[WHAT YOU NEED TO DO] Locate all lines in the data below that hold "Improved" and show them.

Dataset items:
★ ★ ★

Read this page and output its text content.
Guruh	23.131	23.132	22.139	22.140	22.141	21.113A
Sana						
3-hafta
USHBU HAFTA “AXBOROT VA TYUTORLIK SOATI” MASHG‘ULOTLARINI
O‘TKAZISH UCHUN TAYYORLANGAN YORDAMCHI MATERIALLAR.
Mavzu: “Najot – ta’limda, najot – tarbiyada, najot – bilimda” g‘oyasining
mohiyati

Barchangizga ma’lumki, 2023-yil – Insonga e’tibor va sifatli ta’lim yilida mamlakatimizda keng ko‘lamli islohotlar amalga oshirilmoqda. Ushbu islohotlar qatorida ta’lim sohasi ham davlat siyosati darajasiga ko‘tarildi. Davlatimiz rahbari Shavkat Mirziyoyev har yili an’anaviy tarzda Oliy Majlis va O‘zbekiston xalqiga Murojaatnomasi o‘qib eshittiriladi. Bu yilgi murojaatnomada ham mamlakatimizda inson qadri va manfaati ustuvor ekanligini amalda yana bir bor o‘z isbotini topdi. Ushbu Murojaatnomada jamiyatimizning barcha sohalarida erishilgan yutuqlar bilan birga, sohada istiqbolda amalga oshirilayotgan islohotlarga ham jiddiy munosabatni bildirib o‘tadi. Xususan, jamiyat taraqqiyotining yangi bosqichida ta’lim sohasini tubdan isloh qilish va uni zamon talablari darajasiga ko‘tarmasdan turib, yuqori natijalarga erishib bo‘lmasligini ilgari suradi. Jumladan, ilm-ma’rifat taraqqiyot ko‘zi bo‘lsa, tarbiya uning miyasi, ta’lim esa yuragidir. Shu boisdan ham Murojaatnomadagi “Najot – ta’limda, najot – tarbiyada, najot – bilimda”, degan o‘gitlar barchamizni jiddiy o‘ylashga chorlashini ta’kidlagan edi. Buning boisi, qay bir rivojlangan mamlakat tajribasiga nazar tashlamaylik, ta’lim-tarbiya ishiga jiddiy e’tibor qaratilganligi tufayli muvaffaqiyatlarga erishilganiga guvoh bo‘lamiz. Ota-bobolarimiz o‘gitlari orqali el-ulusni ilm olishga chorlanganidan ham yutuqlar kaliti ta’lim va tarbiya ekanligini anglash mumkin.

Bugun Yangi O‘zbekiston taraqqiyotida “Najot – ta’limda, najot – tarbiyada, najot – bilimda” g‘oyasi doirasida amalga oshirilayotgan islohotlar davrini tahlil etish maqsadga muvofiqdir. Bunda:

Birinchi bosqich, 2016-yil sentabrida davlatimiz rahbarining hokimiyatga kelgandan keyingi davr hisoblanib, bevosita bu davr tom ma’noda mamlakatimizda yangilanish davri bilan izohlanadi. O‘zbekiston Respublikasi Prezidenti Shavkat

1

★ ★ ★

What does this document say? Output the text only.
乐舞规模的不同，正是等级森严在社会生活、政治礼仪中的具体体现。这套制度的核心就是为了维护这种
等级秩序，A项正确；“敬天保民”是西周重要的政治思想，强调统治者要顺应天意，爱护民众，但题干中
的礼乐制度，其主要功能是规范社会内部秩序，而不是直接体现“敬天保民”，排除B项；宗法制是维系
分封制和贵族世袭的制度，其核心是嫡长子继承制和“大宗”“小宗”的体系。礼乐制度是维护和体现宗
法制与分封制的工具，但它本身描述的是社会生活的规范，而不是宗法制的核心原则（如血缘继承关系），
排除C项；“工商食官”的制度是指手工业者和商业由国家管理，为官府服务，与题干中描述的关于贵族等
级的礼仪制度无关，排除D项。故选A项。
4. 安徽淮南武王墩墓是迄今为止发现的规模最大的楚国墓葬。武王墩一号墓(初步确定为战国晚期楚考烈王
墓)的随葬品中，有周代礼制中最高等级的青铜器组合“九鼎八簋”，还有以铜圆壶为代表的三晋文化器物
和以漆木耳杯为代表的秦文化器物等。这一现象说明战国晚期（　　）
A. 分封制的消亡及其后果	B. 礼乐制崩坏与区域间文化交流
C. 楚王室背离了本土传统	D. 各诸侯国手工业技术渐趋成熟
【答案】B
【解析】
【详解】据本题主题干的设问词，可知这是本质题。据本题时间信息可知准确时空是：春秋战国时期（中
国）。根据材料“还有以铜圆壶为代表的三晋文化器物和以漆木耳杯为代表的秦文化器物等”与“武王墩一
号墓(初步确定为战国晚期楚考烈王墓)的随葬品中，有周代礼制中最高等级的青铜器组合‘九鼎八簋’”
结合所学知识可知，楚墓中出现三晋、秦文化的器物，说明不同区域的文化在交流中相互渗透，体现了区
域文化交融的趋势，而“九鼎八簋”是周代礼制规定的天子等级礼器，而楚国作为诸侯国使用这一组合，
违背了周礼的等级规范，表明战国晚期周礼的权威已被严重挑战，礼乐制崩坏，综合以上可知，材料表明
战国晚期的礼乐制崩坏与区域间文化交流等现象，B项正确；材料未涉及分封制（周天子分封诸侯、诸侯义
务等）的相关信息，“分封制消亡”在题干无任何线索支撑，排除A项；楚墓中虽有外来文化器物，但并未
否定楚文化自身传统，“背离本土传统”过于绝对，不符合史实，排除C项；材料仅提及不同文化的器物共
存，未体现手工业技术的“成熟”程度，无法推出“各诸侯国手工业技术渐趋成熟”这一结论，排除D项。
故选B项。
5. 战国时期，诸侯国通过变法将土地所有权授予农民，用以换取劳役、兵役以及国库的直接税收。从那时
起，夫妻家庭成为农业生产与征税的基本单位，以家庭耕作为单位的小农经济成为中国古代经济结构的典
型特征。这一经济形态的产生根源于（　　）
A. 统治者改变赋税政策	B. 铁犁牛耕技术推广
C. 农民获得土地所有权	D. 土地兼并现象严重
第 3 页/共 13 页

★ ★ ★

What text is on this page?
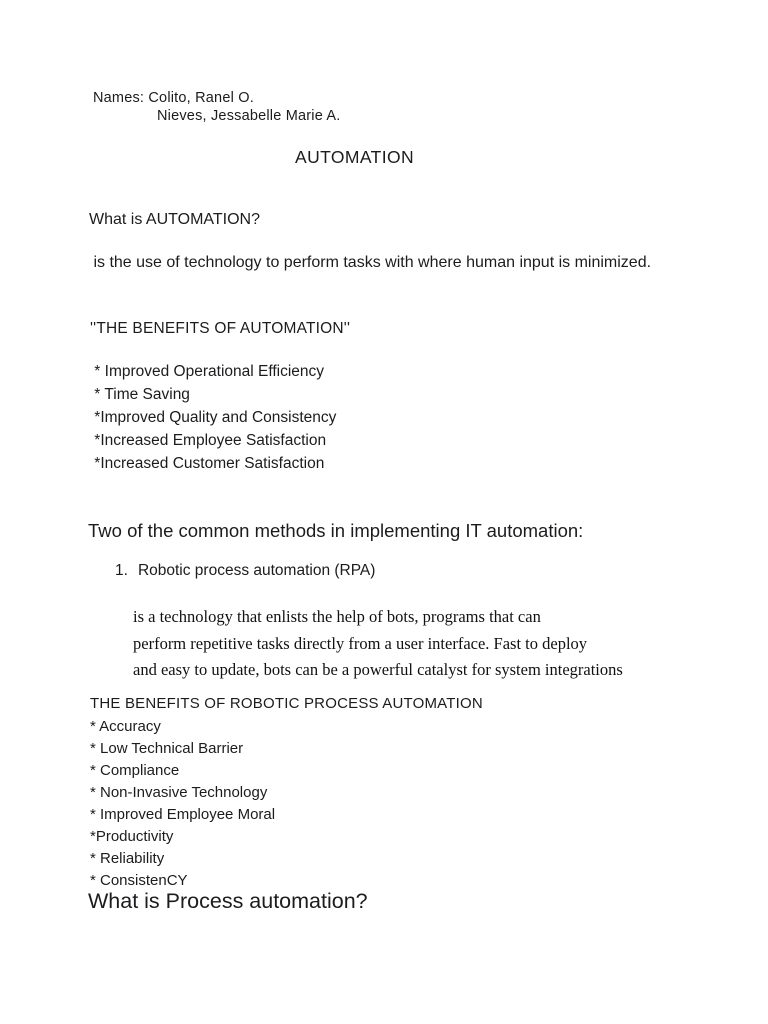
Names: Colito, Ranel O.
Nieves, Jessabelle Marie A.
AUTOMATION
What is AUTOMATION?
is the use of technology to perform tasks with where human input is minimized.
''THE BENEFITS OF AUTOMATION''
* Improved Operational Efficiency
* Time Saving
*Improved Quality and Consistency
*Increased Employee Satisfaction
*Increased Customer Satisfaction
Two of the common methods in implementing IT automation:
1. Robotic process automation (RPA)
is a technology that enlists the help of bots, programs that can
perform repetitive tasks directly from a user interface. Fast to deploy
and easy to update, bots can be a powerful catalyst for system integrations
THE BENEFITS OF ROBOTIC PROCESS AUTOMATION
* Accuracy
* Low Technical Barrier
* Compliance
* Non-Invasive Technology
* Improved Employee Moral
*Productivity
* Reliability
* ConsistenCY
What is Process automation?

★ ★ ★

[COMPLETED TASK]
* Improved Operational Efficiency
*Improved Quality and Consistency
* Improved Employee Moral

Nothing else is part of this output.